*** Source passage Section Begins ***
I've made similar test a few weeks ago with one cheaper springer witch is Crosman Copperhead. So that is my conclusion:
s it ok? Probably not so much - that is what we hear from pros and semi pros that shoot springers for 20-30 years. But my porivate observations are some what different.
Im a springer shooter and airgun fixer/tuner from Poland and several days ago I made a little experiment (detailed description of it is here - text in polish:
http://zwiatremwlufie.pl/rozne/zmeczenie-sprezyny-wiatrowki/ but you can use g translator:
https://translate.google.com/translate?sl=pl&tl=en&js=y&prev=_t&hl=pl&ie=UTF-8&u=http%3A%2F%2Fzwiatremwlufie.pl%2Frozne%2Fzmeczenie-sprezyny-wiatrowki%2F&edit-text=&act=url.
In Poland we have 17J limit and my friend came to me with brand new Crosman Copperhead (it is a dirt cheap piece of ... chinese machinery with american branding) and it was much above 17 joules. Diagnose: cut your spring. But my friend lend me that rifle form little experiment - i figured that I will check how fast spring will lose energy if I will leave it cocked.
So:
1. originaly - 279,3 m/s (all test made on JSB Exacts 4,52mm average from 10 shots
2. after 6 hours cocked - 273,2 m/s
3. 17,5h cocked from last shooting - 273,3 m/s
4. 3 days cocked after last shooting - 272,6 m/s
5. 16 days left cocked after last shooting - 270,2 m/s
So conclusion is - it shouldnt change to much if will leave your springer cocked for 30 minutes. If cheap chinese spring in crosman did not let go - german in HW or AA should also. Reason why before people said that it will ruin your spring is probably because now we just have so much better sprongs in our airguns.
*** Source passage Section Ends ***
* Problems to solve *
1. Translate into Spanish this sentence from the airgun spring post: "In Poland we have 17J limit and my friend came to me with brand new Crosman Copperhead (it is a dirt cheap piece of ... chinese machinery with american branding) and it was much above 17 joules."
2. According to the airgun spring post, what velocity did the rifle show after being left cocked for 16 days?
3. Rewrite the airgun spring post starting at "Im a springer" and ending at "leave it cocked.", with "experiment" replaced by "trial".
*** Recorded data Section Begins ***
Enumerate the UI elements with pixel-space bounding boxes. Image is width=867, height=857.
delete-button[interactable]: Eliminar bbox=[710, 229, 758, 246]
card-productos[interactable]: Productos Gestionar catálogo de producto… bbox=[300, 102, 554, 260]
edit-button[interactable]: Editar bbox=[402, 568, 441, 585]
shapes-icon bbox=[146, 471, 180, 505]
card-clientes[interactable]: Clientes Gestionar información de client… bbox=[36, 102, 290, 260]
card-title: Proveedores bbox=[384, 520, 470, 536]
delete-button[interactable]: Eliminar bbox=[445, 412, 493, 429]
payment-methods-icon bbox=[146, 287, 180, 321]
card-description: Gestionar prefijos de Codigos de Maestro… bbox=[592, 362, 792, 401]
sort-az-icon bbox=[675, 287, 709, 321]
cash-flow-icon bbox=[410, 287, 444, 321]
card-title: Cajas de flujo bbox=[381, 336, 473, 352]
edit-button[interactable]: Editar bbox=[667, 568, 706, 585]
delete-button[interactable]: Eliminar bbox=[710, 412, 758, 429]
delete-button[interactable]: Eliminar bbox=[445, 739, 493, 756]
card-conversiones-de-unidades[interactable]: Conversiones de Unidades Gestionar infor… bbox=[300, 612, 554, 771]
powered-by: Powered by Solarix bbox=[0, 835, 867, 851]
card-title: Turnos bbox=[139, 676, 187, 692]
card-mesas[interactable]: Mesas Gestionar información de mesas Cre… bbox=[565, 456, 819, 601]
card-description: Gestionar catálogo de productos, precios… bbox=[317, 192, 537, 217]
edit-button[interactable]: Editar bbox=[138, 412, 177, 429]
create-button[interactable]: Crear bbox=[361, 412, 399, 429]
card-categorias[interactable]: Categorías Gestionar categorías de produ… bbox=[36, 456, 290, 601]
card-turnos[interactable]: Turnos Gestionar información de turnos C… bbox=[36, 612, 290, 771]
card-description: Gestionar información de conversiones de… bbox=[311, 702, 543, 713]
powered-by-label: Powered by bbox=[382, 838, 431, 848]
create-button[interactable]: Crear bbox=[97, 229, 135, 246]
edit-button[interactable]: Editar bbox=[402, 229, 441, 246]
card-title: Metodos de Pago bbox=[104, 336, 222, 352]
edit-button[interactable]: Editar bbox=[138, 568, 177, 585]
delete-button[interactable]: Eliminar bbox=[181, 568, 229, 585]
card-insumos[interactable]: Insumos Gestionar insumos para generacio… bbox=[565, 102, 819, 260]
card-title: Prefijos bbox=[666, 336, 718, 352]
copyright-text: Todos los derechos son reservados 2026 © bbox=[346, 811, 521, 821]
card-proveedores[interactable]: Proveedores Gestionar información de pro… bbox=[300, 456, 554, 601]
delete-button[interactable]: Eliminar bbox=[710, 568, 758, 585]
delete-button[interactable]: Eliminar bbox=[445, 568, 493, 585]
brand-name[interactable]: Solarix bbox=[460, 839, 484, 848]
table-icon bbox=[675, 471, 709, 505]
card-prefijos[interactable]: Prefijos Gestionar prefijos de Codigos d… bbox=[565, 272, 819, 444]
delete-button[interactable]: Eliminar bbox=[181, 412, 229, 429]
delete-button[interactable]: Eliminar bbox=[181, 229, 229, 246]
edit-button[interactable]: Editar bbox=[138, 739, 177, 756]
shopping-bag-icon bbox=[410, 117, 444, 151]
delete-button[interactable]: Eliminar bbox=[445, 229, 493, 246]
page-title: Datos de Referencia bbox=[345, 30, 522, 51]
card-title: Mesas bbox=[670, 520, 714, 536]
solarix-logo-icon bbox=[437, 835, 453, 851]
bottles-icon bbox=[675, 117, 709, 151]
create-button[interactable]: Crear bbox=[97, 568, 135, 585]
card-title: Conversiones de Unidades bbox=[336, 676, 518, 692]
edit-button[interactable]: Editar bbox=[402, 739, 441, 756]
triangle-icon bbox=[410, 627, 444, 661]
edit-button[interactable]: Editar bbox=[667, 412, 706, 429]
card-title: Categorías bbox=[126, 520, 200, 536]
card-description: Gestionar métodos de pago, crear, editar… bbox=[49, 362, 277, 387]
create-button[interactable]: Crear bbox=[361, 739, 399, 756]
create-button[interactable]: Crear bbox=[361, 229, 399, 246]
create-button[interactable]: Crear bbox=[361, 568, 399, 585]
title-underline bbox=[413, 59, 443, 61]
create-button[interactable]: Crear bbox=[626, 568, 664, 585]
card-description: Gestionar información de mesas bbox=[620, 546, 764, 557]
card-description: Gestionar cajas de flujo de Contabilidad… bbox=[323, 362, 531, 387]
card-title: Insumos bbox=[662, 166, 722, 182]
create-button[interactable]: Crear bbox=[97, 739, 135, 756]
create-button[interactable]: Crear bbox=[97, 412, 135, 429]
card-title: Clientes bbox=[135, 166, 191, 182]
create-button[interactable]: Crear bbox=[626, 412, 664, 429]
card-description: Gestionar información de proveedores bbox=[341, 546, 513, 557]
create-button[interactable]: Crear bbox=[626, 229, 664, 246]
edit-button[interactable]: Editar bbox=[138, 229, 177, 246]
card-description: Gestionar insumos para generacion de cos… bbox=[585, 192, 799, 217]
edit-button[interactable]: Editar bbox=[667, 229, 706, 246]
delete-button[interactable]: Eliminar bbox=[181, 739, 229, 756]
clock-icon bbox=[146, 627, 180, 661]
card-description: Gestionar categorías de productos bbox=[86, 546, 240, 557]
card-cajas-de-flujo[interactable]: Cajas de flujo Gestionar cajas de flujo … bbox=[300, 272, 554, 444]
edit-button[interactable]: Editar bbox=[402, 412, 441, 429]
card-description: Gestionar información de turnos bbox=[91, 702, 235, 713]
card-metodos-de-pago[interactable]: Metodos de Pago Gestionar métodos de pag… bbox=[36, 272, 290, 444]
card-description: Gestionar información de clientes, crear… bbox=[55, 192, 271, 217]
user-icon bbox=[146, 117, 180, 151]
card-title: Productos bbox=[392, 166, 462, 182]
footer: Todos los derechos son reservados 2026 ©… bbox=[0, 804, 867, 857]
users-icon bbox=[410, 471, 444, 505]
*** Recorded data Section Ends ***
* Solved tasks *
1. En Polonia tenemos un límite de 17 J y mi amigo vino a verme con una Crosman Copperhead completamente nueva (es una pieza de ... maquinaria china baratísima con marca estadounidense) y estaba muy por encima de los 17 julios.

2. 270,2 m/s

3.
Im a springer shooter and airgun fixer/tuner from Poland and several days ago I made a little trial (detailed description of it is here - text in polish:
http://zwiatremwlufie.pl/rozne/zmeczenie-sprezyny-wiatrowki/ but you can use g translator:
https://translate.google.com/translate?sl=pl&tl=en&js=y&prev=_t&hl=pl&ie=UTF-8&u=http%3A%2F%2Fzwiatremwlufie.pl%2Frozne%2Fzmeczenie-sprezyny-wiatrowki%2F&edit-text=&act=url.
In Poland we have 17J limit and my friend came to me with brand new Crosman Copperhead (it is a dirt cheap piece of ... chinese machinery with american branding) and it was much above 17 joules. Diagnose: cut your spring. But my friend lend me that rifle form little trial - i figured that I will check how fast spring will lose energy if I will leave it cocked.